-- PROBLEM --
Repeat exactly each line of the data provided below.

* BEGIN THE DATA *

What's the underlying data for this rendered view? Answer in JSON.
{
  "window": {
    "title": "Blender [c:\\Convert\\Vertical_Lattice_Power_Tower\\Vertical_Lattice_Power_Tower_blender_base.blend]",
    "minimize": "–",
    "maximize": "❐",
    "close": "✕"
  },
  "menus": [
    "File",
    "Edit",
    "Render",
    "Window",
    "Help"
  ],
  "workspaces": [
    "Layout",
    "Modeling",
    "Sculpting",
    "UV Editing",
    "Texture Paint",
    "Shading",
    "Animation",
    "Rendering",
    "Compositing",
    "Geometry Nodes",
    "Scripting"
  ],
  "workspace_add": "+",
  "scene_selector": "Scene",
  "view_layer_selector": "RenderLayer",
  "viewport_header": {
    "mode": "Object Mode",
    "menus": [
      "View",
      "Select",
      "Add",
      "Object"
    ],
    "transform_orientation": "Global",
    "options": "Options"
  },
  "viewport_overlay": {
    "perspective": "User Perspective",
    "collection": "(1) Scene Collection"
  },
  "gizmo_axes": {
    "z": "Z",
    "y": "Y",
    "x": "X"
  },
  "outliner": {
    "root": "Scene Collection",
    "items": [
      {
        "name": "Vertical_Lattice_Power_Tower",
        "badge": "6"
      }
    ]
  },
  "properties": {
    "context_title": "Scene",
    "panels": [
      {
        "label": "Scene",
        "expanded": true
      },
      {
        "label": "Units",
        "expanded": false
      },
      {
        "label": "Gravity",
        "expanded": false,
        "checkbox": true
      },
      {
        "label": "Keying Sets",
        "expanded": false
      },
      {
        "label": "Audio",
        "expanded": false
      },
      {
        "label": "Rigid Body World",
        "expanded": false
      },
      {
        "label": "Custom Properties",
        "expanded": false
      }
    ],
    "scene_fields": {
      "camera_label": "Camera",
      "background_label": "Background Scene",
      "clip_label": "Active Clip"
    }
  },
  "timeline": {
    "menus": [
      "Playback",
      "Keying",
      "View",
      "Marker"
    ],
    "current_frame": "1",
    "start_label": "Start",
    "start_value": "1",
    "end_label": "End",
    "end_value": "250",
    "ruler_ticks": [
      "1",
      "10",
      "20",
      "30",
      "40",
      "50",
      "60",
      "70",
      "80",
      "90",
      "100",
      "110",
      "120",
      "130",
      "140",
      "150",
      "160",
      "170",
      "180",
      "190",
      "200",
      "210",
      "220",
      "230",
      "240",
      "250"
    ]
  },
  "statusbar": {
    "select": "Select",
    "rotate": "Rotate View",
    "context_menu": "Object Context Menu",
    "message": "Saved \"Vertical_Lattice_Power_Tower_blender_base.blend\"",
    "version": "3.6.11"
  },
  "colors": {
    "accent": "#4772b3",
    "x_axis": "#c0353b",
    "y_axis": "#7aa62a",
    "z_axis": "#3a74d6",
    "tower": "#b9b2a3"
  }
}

* END THE DATA *

-- ANSWER TO THE TASK --
What's the underlying data for this rendered view? Answer in JSON.
{
  "window": {
    "title": "Blender [c:\\Convert\\Vertical_Lattice_Power_Tower\\Vertical_Lattice_Power_Tower_blender_base.blend]",
    "minimize": "–",
    "maximize": "❐",
    "close": "✕"
  },
  "menus": [
    "File",
    "Edit",
    "Render",
    "Window",
    "Help"
  ],
  "workspaces": [
    "Layout",
    "Modeling",
    "Sculpting",
    "UV Editing",
    "Texture Paint",
    "Shading",
    "Animation",
    "Rendering",
    "Compositing",
    "Geometry Nodes",
    "Scripting"
  ],
  "workspace_add": "+",
  "scene_selector": "Scene",
  "view_layer_selector": "RenderLayer",
  "viewport_header": {
    "mode": "Object Mode",
    "menus": [
      "View",
      "Select",
      "Add",
      "Object"
    ],
    "transform_orientation": "Global",
    "options": "Options"
  },
  "viewport_overlay": {
    "perspective": "User Perspective",
    "collection": "(1) Scene Collection"
  },
  "gizmo_axes": {
    "z": "Z",
    "y": "Y",
    "x": "X"
  },
  "outliner": {
    "root": "Scene Collection",
    "items": [
      {
        "name": "Vertical_Lattice_Power_Tower",
        "badge": "6"
      }
    ]
  },
  "properties": {
    "context_title": "Scene",
    "panels": [
      {
        "label": "Scene",
        "expanded": true
      },
      {
        "label": "Units",
        "expanded": false
      },
      {
        "label": "Gravity",
        "expanded": false,
        "checkbox": true
      },
      {
        "label": "Keying Sets",
        "expanded": false
      },
      {
        "label": "Audio",
        "expanded": false
      },
      {
        "label": "Rigid Body World",
        "expanded": false
      },
      {
        "label": "Custom Properties",
        "expanded": false
      }
    ],
    "scene_fields": {
      "camera_label": "Camera",
      "background_label": "Background Scene",
      "clip_label": "Active Clip"
    }
  },
  "timeline": {
    "menus": [
      "Playback",
      "Keying",
      "View",
      "Marker"
    ],
    "current_frame": "1",
    "start_label": "Start",
    "start_value": "1",
    "end_label": "End",
    "end_value": "250",
    "ruler_ticks": [
      "1",
      "10",
      "20",
      "30",
      "40",
      "50",
      "60",
      "70",
      "80",
      "90",
      "100",
      "110",
      "120",
      "130",
      "140",
      "150",
      "160",
      "170",
      "180",
      "190",
      "200",
      "210",
      "220",
      "230",
      "240",
      "250"
    ]
  },
  "statusbar": {
    "select": "Select",
    "rotate": "Rotate View",
    "context_menu": "Object Context Menu",
    "message": "Saved \"Vertical_Lattice_Power_Tower_blender_base.blend\"",
    "version": "3.6.11"
  },
  "colors": {
    "accent": "#4772b3",
    "x_axis": "#c0353b",
    "y_axis": "#7aa62a",
    "z_axis": "#3a74d6",
    "tower": "#b9b2a3"
  }
}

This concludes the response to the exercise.